Data lines:
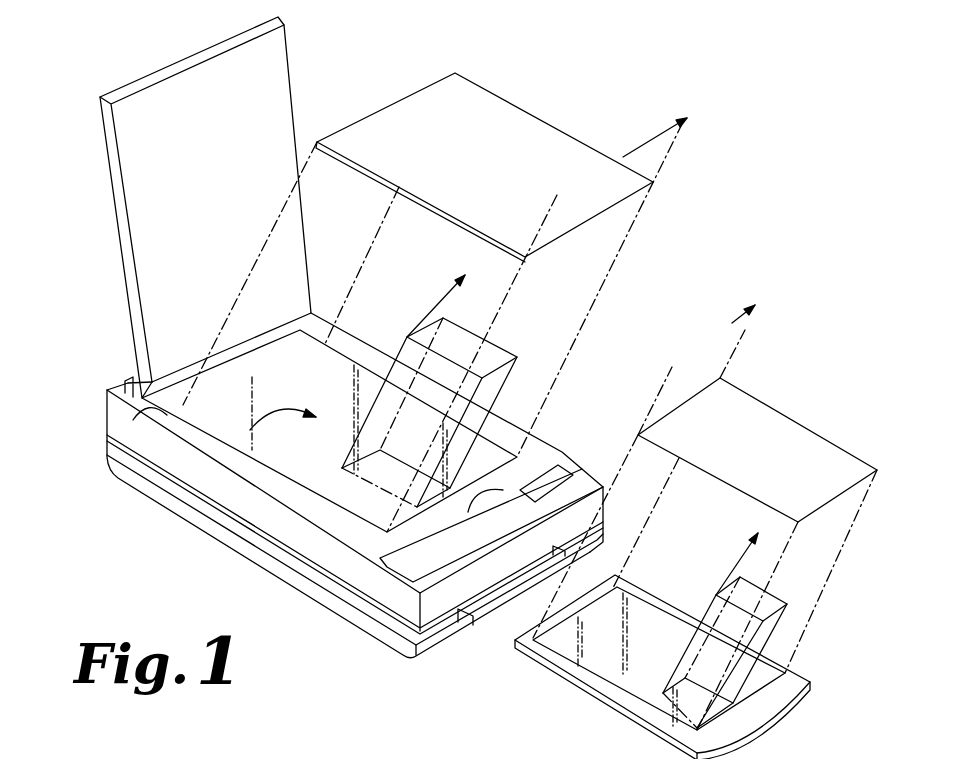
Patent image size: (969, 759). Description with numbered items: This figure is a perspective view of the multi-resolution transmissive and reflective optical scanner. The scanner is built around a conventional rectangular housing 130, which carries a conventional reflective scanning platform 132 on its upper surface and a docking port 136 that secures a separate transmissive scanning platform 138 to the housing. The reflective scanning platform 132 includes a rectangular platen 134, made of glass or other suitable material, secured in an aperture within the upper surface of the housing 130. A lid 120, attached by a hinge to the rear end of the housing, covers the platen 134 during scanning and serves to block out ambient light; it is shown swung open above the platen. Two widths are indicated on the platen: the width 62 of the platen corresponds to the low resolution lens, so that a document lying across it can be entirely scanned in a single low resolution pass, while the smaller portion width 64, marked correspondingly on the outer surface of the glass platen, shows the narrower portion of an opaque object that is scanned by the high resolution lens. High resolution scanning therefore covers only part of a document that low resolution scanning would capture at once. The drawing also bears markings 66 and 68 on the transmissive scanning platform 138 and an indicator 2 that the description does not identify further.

The lid 120 is at (277, 62).
The width of the platen 62 is at (557, 195).
The portion width 64 is at (436, 291).
The housing 130 is at (583, 364).
The cover plate 66 is at (672, 364).
The second block 68 is at (743, 549).
The reflective scanning platform 132 is at (142, 398).
The platen 134 is at (253, 400).
The docking port 136 is at (562, 550).
The transmissive scanning platform 138 is at (610, 710).
The section line 2- 2 is at (97, 328).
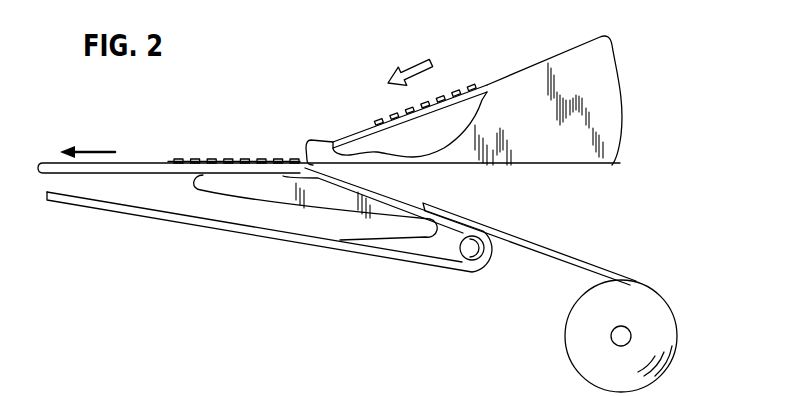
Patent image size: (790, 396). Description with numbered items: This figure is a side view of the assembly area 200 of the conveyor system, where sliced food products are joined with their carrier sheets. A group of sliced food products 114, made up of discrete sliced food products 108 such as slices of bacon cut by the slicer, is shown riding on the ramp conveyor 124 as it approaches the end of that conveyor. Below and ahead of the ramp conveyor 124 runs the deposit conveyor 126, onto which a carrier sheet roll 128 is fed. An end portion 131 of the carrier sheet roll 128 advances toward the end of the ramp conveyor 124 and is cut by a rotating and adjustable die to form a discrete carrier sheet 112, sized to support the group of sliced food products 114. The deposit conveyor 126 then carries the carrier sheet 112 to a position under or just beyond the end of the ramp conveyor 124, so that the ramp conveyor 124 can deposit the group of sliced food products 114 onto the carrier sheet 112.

The assembly area 200 is at (308, 54).
The sliced food products 108 is at (377, 121).
The carrier sheet 112 is at (167, 163).
The group of sliced food products 114 is at (290, 154).
The ramp conveyor 124 is at (517, 68).
The deposit conveyor 126 is at (128, 164).
The carrier sheet roll 128 is at (677, 338).
The end portion of the carrier sheet roll 131 is at (447, 206).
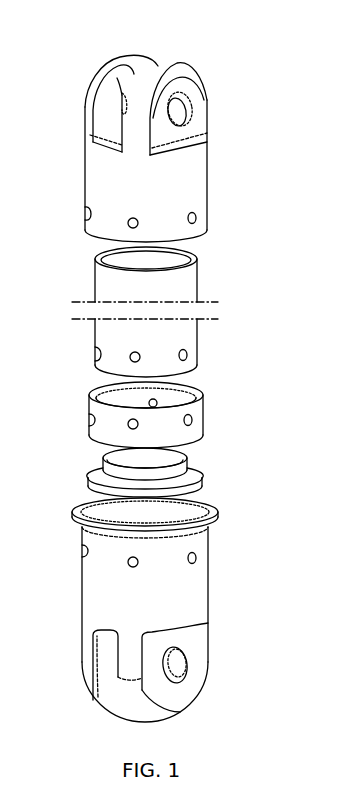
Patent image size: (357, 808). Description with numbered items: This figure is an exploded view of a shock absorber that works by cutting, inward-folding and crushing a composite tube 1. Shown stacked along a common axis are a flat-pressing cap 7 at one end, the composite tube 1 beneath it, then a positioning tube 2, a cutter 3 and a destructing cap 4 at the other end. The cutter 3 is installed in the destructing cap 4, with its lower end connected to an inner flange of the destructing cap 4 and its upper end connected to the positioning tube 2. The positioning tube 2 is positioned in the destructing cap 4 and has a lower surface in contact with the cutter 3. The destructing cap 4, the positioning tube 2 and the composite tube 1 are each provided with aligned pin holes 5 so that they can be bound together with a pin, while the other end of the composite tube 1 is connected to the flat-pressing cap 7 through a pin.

The composite tube 1 is at (183, 342).
The positioning tube 2 is at (177, 420).
The cutter 3 is at (183, 487).
The destructing cap 4 is at (167, 610).
The pin hole 5 is at (78, 512).
The flat-pressing cap 7 is at (185, 183).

Work to complete: Arrange all of the data above as a JSON list of strings, one string per line, with blank lines skipped and the pictures left out.

Complete response:
[
  "Patent image size: (969, 759). Description with numbered items: This figure is a perspective view of the multi-resolution transmissive and reflective optical scanner. The scanner is built around a conventional rectangular housing 130, which carries a conventional reflective scanning platform 132 on its upper surface and a docking port 136 that secures a separate transmissive scanning platform 138 to the housing. The reflective scanning platform 132 includes a rectangular platen 134, made of glass or other suitable material, secured in an aperture within the upper surface of the housing 130. A lid 120, attached by a hinge to the rear end of the housing, covers the platen 134 during scanning and serves to block out ambient light; it is shown swung open above the platen. Two widths are indicated on the platen: the width 62 of the platen corresponds to the low resolution lens, so that a document lying across it can be entirely scanned in a single low resolution pass, while the smaller portion width 64, marked correspondingly on the outer surface of the glass platen, shows the narrower portion of an opaque object that is scanned by the high resolution lens. High resolution scanning therefore covers only part of a document that low resolution scanning would capture at once. The drawing also bears markings 66 and 68 on the transmissive scanning platform 138 and an indicator 2 that the description does not identify further.",
  "The lid 120 is at (277, 62).",
  "The width of the platen 62 is at (557, 195).",
  "The portion width 64 is at (436, 291).",
  "The housing 130 is at (583, 364).",
  "The cover plate 66 is at (672, 364).",
  "The second block 68 is at (743, 549).",
  "The reflective scanning platform 132 is at (142, 398).",
  "The platen 134 is at (253, 400).",
  "The docking port 136 is at (562, 550).",
  "The transmissive scanning platform 138 is at (610, 710).",
  "The section line 2- 2 is at (97, 328).",
  "Patent image size: (790, 396). Description with numbered items: This figure is a side view of the assembly area 200 of the conveyor system, where sliced food products are joined with their carrier sheets. A group of sliced food products 114, made up of discrete sliced food products 108 such as slices of bacon cut by the slicer, is shown riding on the ramp conveyor 124 as it approaches the end of that conveyor. Below and ahead of the ramp conveyor 124 runs the deposit conveyor 126, onto which a carrier sheet roll 128 is fed. An end portion 131 of the carrier sheet roll 128 advances toward the end of the ramp conveyor 124 and is cut by a rotating and adjustable die to form a discrete carrier sheet 112, sized to support the group of sliced food products 114. The deposit conveyor 126 then carries the carrier sheet 112 to a position under or just beyond the end of the ramp conveyor 124, so that the ramp conveyor 124 can deposit the group of sliced food products 114 onto the carrier sheet 112.",
  "The assembly area 200 is at (308, 54).",
  "The sliced food products 108 is at (377, 121).",
  "The carrier sheet 112 is at (167, 163).",
  "The group of sliced food products 114 is at (290, 154).",
  "The ramp conveyor 124 is at (517, 68).",
  "The deposit conveyor 126 is at (128, 164).",
  "The carrier sheet roll 128 is at (677, 338).",
  "The end portion of the carrier sheet roll 131 is at (447, 206).",
  "Patent image size: (357, 808). Description with numbered items: This figure is an exploded view of a shock absorber that works by cutting, inward-folding and crushing a composite tube 1. Shown stacked along a common axis are a flat-pressing cap 7 at one end, the composite tube 1 beneath it, then a positioning tube 2, a cutter 3 and a destructing cap 4 at the other end. The cutter 3 is installed in the destructing cap 4, with its lower end connected to an inner flange of the destructing cap 4 and its upper end connected to the positioning tube 2. The positioning tube 2 is positioned in the destructing cap 4 and has a lower surface in contact with the cutter 3. The destructing cap 4, the positioning tube 2 and the composite tube 1 are each provided with aligned pin holes 5 so that they can be bound together with a pin, while the other end of the composite tube 1 is connected to the flat-pressing cap 7 through a pin.",
  "The composite tube 1 is at (183, 342).",
  "The positioning tube 2 is at (177, 420).",
  "The cutter 3 is at (183, 487).",
  "The destructing cap 4 is at (167, 610).",
  "The pin hole 5 is at (78, 512).",
  "The flat-pressing cap 7 is at (185, 183)."
]